Data items
** start **
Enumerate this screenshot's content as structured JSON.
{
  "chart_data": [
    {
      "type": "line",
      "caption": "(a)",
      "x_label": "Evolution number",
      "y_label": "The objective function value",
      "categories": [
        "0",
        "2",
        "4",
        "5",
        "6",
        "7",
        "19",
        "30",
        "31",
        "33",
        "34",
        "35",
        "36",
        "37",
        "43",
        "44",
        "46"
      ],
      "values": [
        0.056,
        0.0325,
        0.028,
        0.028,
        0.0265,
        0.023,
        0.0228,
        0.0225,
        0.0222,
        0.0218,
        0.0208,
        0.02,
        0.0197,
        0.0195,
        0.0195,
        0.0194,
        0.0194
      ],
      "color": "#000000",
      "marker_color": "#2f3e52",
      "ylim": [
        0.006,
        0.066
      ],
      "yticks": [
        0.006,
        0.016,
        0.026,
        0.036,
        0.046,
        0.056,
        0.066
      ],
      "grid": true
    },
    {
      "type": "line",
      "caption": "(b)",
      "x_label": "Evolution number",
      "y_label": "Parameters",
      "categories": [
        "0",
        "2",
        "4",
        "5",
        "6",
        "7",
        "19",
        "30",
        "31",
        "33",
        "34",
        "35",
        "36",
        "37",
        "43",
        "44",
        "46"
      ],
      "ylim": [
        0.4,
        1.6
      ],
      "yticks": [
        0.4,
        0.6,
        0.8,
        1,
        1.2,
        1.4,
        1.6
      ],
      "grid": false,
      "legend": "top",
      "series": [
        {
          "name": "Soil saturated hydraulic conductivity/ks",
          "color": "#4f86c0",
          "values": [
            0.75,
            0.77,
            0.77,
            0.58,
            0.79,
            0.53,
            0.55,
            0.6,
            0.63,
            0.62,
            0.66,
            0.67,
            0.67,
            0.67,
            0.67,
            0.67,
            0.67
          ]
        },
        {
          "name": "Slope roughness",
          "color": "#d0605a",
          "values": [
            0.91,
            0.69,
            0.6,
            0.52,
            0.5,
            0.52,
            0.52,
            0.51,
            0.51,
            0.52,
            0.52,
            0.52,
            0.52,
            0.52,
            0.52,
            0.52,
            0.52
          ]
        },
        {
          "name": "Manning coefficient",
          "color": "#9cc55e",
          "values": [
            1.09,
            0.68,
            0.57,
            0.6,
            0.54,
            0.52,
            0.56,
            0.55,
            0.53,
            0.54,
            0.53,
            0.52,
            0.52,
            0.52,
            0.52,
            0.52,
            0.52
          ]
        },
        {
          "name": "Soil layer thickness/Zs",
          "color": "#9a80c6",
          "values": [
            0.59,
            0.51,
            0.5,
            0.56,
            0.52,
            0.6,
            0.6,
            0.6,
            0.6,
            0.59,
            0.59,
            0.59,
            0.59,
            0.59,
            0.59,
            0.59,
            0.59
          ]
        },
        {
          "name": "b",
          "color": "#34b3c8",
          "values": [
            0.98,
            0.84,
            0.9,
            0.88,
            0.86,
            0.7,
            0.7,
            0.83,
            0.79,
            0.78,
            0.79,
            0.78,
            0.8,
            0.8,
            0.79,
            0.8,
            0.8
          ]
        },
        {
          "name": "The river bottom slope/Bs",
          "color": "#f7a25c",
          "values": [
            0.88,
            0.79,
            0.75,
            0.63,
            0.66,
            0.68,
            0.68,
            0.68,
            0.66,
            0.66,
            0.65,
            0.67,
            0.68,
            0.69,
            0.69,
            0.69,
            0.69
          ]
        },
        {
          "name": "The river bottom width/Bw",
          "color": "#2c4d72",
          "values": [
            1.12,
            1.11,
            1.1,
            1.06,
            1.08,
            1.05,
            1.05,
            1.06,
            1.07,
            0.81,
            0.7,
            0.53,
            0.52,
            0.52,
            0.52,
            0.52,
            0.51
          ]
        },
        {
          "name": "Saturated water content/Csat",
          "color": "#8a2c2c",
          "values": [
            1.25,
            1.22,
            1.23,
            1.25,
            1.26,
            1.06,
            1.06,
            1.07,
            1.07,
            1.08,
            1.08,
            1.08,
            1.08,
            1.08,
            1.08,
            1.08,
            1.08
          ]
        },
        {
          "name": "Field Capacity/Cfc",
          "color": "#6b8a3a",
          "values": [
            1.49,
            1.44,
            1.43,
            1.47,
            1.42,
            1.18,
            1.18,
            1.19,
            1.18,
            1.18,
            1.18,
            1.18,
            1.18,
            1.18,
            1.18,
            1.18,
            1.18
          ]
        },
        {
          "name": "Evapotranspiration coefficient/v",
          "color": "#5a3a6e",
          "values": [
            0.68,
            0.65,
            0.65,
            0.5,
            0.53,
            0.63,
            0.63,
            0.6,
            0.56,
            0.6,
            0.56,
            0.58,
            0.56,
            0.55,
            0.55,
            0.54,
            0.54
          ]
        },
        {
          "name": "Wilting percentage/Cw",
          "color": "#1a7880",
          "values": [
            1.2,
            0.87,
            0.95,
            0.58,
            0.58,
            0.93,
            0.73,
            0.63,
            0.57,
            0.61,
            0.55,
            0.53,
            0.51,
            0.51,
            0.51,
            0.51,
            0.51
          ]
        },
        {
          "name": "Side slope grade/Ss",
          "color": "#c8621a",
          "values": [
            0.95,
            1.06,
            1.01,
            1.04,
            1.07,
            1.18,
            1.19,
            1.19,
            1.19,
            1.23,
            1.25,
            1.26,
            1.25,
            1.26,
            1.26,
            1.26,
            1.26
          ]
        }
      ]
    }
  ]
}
** end **
EXERCISE DIRECTIONS
The full set of records should be duplicated exactly.

FULL OUTPUT
Enumerate this screenshot's content as structured JSON.
{
  "chart_data": [
    {
      "type": "line",
      "caption": "(a)",
      "x_label": "Evolution number",
      "y_label": "The objective function value",
      "categories": [
        "0",
        "2",
        "4",
        "5",
        "6",
        "7",
        "19",
        "30",
        "31",
        "33",
        "34",
        "35",
        "36",
        "37",
        "43",
        "44",
        "46"
      ],
      "values": [
        0.056,
        0.0325,
        0.028,
        0.028,
        0.0265,
        0.023,
        0.0228,
        0.0225,
        0.0222,
        0.0218,
        0.0208,
        0.02,
        0.0197,
        0.0195,
        0.0195,
        0.0194,
        0.0194
      ],
      "color": "#000000",
      "marker_color": "#2f3e52",
      "ylim": [
        0.006,
        0.066
      ],
      "yticks": [
        0.006,
        0.016,
        0.026,
        0.036,
        0.046,
        0.056,
        0.066
      ],
      "grid": true
    },
    {
      "type": "line",
      "caption": "(b)",
      "x_label": "Evolution number",
      "y_label": "Parameters",
      "categories": [
        "0",
        "2",
        "4",
        "5",
        "6",
        "7",
        "19",
        "30",
        "31",
        "33",
        "34",
        "35",
        "36",
        "37",
        "43",
        "44",
        "46"
      ],
      "ylim": [
        0.4,
        1.6
      ],
      "yticks": [
        0.4,
        0.6,
        0.8,
        1,
        1.2,
        1.4,
        1.6
      ],
      "grid": false,
      "legend": "top",
      "series": [
        {
          "name": "Soil saturated hydraulic conductivity/ks",
          "color": "#4f86c0",
          "values": [
            0.75,
            0.77,
            0.77,
            0.58,
            0.79,
            0.53,
            0.55,
            0.6,
            0.63,
            0.62,
            0.66,
            0.67,
            0.67,
            0.67,
            0.67,
            0.67,
            0.67
          ]
        },
        {
          "name": "Slope roughness",
          "color": "#d0605a",
          "values": [
            0.91,
            0.69,
            0.6,
            0.52,
            0.5,
            0.52,
            0.52,
            0.51,
            0.51,
            0.52,
            0.52,
            0.52,
            0.52,
            0.52,
            0.52,
            0.52,
            0.52
          ]
        },
        {
          "name": "Manning coefficient",
          "color": "#9cc55e",
          "values": [
            1.09,
            0.68,
            0.57,
            0.6,
            0.54,
            0.52,
            0.56,
            0.55,
            0.53,
            0.54,
            0.53,
            0.52,
            0.52,
            0.52,
            0.52,
            0.52,
            0.52
          ]
        },
        {
          "name": "Soil layer thickness/Zs",
          "color": "#9a80c6",
          "values": [
            0.59,
            0.51,
            0.5,
            0.56,
            0.52,
            0.6,
            0.6,
            0.6,
            0.6,
            0.59,
            0.59,
            0.59,
            0.59,
            0.59,
            0.59,
            0.59,
            0.59
          ]
        },
        {
          "name": "b",
          "color": "#34b3c8",
          "values": [
            0.98,
            0.84,
            0.9,
            0.88,
            0.86,
            0.7,
            0.7,
            0.83,
            0.79,
            0.78,
            0.79,
            0.78,
            0.8,
            0.8,
            0.79,
            0.8,
            0.8
          ]
        },
        {
          "name": "The river bottom slope/Bs",
          "color": "#f7a25c",
          "values": [
            0.88,
            0.79,
            0.75,
            0.63,
            0.66,
            0.68,
            0.68,
            0.68,
            0.66,
            0.66,
            0.65,
            0.67,
            0.68,
            0.69,
            0.69,
            0.69,
            0.69
          ]
        },
        {
          "name": "The river bottom width/Bw",
          "color": "#2c4d72",
          "values": [
            1.12,
            1.11,
            1.1,
            1.06,
            1.08,
            1.05,
            1.05,
            1.06,
            1.07,
            0.81,
            0.7,
            0.53,
            0.52,
            0.52,
            0.52,
            0.52,
            0.51
          ]
        },
        {
          "name": "Saturated water content/Csat",
          "color": "#8a2c2c",
          "values": [
            1.25,
            1.22,
            1.23,
            1.25,
            1.26,
            1.06,
            1.06,
            1.07,
            1.07,
            1.08,
            1.08,
            1.08,
            1.08,
            1.08,
            1.08,
            1.08,
            1.08
          ]
        },
        {
          "name": "Field Capacity/Cfc",
          "color": "#6b8a3a",
          "values": [
            1.49,
            1.44,
            1.43,
            1.47,
            1.42,
            1.18,
            1.18,
            1.19,
            1.18,
            1.18,
            1.18,
            1.18,
            1.18,
            1.18,
            1.18,
            1.18,
            1.18
          ]
        },
        {
          "name": "Evapotranspiration coefficient/v",
          "color": "#5a3a6e",
          "values": [
            0.68,
            0.65,
            0.65,
            0.5,
            0.53,
            0.63,
            0.63,
            0.6,
            0.56,
            0.6,
            0.56,
            0.58,
            0.56,
            0.55,
            0.55,
            0.54,
            0.54
          ]
        },
        {
          "name": "Wilting percentage/Cw",
          "color": "#1a7880",
          "values": [
            1.2,
            0.87,
            0.95,
            0.58,
            0.58,
            0.93,
            0.73,
            0.63,
            0.57,
            0.61,
            0.55,
            0.53,
            0.51,
            0.51,
            0.51,
            0.51,
            0.51
          ]
        },
        {
          "name": "Side slope grade/Ss",
          "color": "#c8621a",
          "values": [
            0.95,
            1.06,
            1.01,
            1.04,
            1.07,
            1.18,
            1.19,
            1.19,
            1.19,
            1.23,
            1.25,
            1.26,
            1.25,
            1.26,
            1.26,
            1.26,
            1.26
          ]
        }
      ]
    }
  ]
}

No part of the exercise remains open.